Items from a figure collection
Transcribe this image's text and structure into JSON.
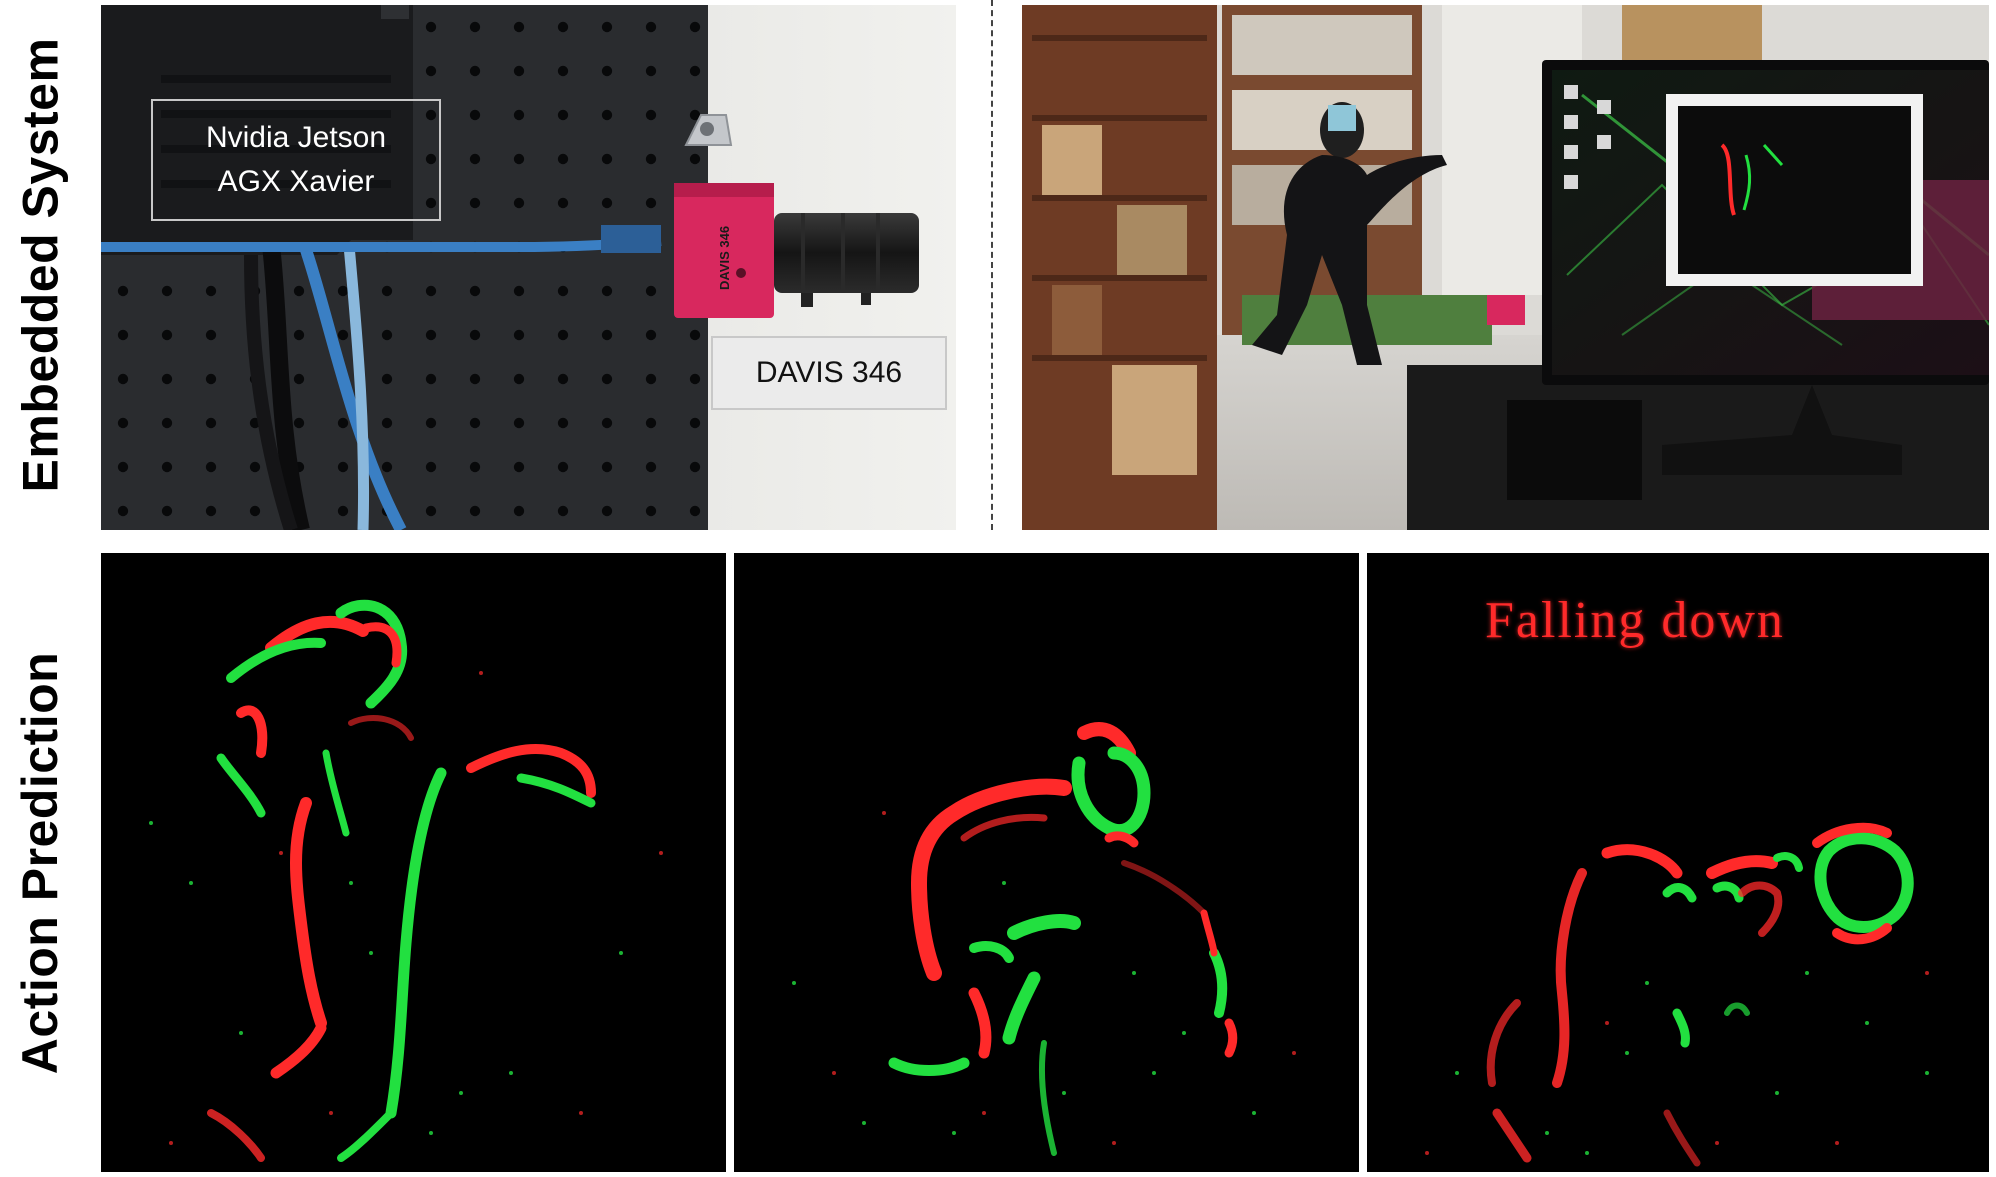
{
  "row_labels": {
    "top": "Embedded System",
    "bottom": "Action Prediction"
  },
  "hardware_photo": {
    "jetson_label_line1": "Nvidia Jetson",
    "jetson_label_line2": "AGX Xavier",
    "camera_label": "DAVIS 346",
    "camera_body_text": "DAVIS 346"
  },
  "demo_photo": {},
  "event_frames": [
    {},
    {},
    {
      "prediction_label": "Falling down"
    }
  ],
  "colors": {
    "positive_event": "#22e040",
    "negative_event": "#ff2a2a",
    "frame_background": "#000000",
    "pegboard": "#27292c",
    "camera_body": "#d8285e",
    "usb_cable": "#3a7fc4"
  }
}
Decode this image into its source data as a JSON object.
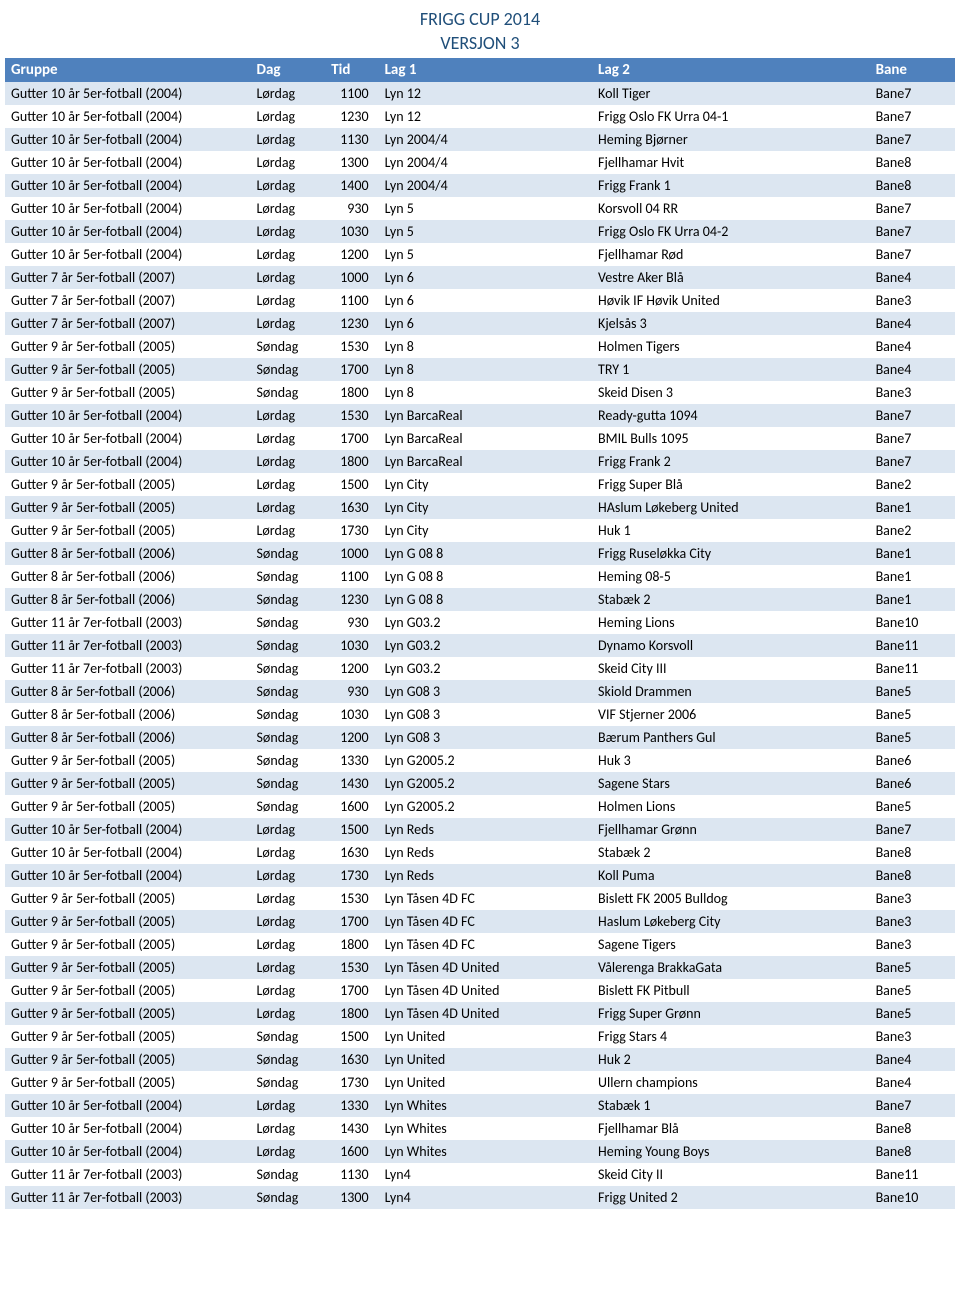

Short problem → Give the entries again without a single change, but with no pictures.

Exercise answer →
Transcribe this image's text and structure into JSON.
{
  "row_labels": {
    "top": "Embedded System",
    "bottom": "Action Prediction"
  },
  "hardware_photo": {
    "jetson_label_line1": "Nvidia Jetson",
    "jetson_label_line2": "AGX Xavier",
    "camera_label": "DAVIS 346",
    "camera_body_text": "DAVIS 346"
  },
  "demo_photo": {},
  "event_frames": [
    {},
    {},
    {
      "prediction_label": "Falling down"
    }
  ],
  "colors": {
    "positive_event": "#22e040",
    "negative_event": "#ff2a2a",
    "frame_background": "#000000",
    "pegboard": "#27292c",
    "camera_body": "#d8285e",
    "usb_cable": "#3a7fc4"
  }
}
Decode this image into its source data as a JSON object.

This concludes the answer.